Excerpted records:
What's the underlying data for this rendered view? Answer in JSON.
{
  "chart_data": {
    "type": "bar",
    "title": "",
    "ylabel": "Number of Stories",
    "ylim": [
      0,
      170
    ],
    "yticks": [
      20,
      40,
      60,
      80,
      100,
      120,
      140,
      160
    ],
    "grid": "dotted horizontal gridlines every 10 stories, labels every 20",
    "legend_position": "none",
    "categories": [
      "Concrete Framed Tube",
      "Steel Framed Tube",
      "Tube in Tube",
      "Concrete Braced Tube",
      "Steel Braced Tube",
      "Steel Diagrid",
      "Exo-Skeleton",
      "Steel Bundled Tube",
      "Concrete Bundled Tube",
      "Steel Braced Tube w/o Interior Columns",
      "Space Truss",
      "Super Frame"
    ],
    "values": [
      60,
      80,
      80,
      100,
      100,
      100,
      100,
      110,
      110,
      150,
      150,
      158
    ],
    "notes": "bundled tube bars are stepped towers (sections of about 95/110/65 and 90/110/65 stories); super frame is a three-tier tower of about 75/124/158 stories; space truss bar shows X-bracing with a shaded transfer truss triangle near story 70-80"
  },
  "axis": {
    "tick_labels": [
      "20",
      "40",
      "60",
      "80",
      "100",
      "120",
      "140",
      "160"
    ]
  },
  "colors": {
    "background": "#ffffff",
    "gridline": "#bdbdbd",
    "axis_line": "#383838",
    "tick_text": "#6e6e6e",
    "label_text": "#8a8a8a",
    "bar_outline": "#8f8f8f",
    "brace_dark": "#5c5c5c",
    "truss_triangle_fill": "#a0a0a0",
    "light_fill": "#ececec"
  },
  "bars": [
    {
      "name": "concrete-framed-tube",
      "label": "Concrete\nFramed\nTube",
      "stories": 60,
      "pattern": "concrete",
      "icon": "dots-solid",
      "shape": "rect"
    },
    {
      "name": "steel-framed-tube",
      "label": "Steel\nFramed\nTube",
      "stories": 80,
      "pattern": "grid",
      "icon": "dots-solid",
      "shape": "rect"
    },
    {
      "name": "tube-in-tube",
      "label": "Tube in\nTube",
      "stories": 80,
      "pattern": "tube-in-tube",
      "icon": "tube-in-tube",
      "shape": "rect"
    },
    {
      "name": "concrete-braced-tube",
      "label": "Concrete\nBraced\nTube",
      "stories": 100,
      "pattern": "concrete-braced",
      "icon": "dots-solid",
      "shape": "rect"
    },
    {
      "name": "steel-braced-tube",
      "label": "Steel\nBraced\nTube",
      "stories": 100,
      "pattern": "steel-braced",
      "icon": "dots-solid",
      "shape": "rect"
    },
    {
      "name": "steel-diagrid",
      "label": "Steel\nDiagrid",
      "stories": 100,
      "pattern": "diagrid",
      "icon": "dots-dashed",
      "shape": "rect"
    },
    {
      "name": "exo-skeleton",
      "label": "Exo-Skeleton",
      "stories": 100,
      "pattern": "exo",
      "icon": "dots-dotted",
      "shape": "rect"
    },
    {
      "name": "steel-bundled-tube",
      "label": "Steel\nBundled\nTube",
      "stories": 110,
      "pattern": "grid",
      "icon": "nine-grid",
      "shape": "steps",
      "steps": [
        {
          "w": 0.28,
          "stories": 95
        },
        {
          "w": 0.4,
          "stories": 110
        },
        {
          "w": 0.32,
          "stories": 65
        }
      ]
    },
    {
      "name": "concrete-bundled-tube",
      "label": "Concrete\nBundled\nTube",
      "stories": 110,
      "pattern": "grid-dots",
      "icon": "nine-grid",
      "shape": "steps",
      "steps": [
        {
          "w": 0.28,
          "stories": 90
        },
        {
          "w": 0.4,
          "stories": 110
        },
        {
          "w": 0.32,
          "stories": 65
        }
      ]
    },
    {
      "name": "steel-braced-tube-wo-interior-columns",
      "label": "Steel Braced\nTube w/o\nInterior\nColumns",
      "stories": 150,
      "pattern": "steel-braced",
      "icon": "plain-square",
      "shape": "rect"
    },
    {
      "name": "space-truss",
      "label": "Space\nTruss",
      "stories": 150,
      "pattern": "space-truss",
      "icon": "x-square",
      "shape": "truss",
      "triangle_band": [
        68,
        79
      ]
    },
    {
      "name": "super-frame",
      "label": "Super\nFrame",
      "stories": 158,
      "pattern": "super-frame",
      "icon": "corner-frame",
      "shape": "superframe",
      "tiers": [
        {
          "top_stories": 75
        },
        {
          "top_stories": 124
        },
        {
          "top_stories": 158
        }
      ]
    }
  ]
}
--
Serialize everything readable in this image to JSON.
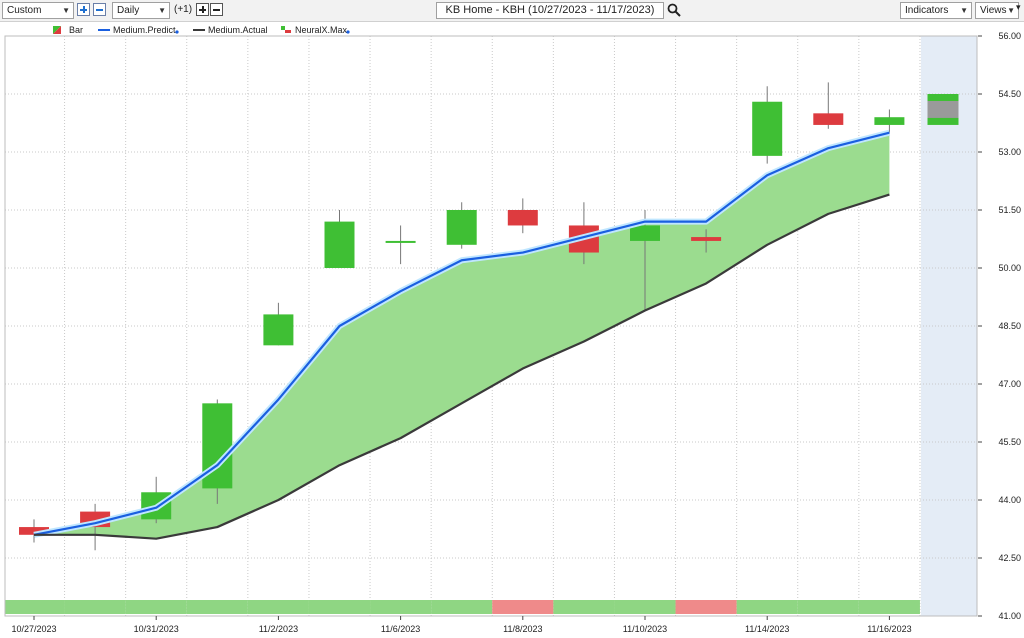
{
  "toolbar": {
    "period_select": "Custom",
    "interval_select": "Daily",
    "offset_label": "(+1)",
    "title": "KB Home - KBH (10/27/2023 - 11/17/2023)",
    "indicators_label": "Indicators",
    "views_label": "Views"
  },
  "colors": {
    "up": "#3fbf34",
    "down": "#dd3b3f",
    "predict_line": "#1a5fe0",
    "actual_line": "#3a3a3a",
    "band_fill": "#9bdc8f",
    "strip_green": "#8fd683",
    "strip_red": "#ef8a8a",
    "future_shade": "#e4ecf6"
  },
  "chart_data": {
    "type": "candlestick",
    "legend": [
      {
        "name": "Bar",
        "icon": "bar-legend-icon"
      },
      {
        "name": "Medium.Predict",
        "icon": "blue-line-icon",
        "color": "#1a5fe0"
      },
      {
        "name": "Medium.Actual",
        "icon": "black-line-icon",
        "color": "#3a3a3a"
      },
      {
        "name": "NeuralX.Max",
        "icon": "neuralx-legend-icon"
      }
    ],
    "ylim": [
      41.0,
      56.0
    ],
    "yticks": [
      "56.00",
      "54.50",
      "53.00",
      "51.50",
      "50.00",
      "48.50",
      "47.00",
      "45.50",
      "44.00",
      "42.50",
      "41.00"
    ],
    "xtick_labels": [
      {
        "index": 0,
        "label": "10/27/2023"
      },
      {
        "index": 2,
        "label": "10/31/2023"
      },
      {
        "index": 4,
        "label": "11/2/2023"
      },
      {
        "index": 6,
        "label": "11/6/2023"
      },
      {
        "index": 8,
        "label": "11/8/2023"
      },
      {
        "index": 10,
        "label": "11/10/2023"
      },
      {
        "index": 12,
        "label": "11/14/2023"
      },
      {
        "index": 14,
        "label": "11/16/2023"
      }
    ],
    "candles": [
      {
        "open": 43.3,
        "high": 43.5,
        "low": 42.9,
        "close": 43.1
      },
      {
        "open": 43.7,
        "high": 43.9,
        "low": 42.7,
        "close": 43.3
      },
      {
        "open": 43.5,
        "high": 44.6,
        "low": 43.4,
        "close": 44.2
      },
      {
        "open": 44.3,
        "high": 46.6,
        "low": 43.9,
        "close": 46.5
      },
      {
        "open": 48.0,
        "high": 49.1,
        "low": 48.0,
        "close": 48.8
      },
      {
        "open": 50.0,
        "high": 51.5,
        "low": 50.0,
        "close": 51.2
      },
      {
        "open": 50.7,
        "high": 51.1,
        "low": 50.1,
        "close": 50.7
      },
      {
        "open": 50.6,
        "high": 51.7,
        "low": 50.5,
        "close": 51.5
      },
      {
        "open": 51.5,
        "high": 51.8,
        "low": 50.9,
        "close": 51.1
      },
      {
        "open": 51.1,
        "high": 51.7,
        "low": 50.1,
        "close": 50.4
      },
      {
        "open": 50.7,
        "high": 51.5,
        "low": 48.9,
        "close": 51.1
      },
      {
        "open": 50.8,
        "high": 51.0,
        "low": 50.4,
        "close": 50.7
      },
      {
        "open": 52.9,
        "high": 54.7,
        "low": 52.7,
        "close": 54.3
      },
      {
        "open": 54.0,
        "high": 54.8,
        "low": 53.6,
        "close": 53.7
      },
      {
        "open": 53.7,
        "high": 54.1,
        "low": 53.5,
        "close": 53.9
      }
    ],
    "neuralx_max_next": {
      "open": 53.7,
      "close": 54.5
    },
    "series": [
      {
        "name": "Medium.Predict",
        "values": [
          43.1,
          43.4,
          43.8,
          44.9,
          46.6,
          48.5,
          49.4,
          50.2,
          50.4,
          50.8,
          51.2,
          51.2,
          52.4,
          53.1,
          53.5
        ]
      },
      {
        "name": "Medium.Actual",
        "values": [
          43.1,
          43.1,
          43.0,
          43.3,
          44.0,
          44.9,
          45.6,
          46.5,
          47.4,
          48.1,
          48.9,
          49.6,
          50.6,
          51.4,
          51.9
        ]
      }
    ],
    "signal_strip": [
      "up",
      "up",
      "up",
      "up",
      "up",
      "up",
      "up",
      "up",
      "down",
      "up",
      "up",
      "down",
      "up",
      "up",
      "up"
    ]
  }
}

Written problem:
Identify the lines that contain the string "JSON", and copy every one of them.

Written reply:
What's the underlying data for this rendered view? Answer in JSON.
Serialize everything readable in this image to JSON.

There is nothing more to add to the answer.